(Extracted records)
=======

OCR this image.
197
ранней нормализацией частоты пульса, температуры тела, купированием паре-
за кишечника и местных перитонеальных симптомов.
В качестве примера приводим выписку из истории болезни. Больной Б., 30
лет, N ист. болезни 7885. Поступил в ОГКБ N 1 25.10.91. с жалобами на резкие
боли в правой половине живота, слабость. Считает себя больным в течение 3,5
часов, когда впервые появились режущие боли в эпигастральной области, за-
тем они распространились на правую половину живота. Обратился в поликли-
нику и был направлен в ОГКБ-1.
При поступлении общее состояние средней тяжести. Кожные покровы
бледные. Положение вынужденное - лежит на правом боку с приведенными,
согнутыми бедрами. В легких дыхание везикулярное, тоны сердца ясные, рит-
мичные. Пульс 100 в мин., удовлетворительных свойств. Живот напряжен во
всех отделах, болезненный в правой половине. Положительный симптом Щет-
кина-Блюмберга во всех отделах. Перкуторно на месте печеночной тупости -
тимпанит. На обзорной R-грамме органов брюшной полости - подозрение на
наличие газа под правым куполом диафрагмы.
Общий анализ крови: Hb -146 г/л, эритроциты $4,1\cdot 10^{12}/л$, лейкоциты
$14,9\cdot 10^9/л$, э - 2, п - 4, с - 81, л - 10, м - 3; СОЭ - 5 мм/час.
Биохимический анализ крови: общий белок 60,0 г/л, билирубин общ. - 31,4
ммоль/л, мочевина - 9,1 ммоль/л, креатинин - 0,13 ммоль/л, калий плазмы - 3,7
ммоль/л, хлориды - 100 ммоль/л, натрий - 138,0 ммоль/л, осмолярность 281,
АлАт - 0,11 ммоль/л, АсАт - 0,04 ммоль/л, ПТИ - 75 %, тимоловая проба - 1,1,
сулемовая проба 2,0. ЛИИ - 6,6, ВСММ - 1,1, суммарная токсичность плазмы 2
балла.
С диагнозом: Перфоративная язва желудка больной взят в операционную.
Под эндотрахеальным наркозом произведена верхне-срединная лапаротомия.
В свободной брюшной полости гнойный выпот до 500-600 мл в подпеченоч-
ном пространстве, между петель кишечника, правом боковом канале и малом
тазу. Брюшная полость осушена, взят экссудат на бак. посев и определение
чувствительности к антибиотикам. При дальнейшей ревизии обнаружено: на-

=======

# Direction
Look over the listing above. Pick out and copy every line that includes "кишечника".

# Solution to the exercise
за кишечника и местных перитонеальных симптомов.
ном пространстве, между петель кишечника, правом боковом канале и малом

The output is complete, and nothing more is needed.